— start of Exercise materials —
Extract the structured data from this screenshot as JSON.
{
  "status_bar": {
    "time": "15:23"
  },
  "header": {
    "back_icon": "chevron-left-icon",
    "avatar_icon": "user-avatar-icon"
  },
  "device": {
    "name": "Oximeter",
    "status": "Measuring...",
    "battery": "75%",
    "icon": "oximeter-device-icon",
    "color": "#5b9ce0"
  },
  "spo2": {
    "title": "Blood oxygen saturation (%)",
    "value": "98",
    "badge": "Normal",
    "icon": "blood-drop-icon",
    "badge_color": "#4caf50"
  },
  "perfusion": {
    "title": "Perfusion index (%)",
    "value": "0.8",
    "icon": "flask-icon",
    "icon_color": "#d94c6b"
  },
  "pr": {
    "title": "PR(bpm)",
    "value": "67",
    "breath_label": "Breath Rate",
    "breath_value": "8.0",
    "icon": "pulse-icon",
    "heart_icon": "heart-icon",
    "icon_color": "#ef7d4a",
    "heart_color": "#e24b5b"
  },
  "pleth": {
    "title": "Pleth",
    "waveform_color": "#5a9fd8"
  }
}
— end of Exercise materials —
What you will do: Write down all the entries again without a single difference.

Response to this task:
Extract the structured data from this screenshot as JSON.
{
  "status_bar": {
    "time": "15:23"
  },
  "header": {
    "back_icon": "chevron-left-icon",
    "avatar_icon": "user-avatar-icon"
  },
  "device": {
    "name": "Oximeter",
    "status": "Measuring...",
    "battery": "75%",
    "icon": "oximeter-device-icon",
    "color": "#5b9ce0"
  },
  "spo2": {
    "title": "Blood oxygen saturation (%)",
    "value": "98",
    "badge": "Normal",
    "icon": "blood-drop-icon",
    "badge_color": "#4caf50"
  },
  "perfusion": {
    "title": "Perfusion index (%)",
    "value": "0.8",
    "icon": "flask-icon",
    "icon_color": "#d94c6b"
  },
  "pr": {
    "title": "PR(bpm)",
    "value": "67",
    "breath_label": "Breath Rate",
    "breath_value": "8.0",
    "icon": "pulse-icon",
    "heart_icon": "heart-icon",
    "icon_color": "#ef7d4a",
    "heart_color": "#e24b5b"
  },
  "pleth": {
    "title": "Pleth",
    "waveform_color": "#5a9fd8"
  }
}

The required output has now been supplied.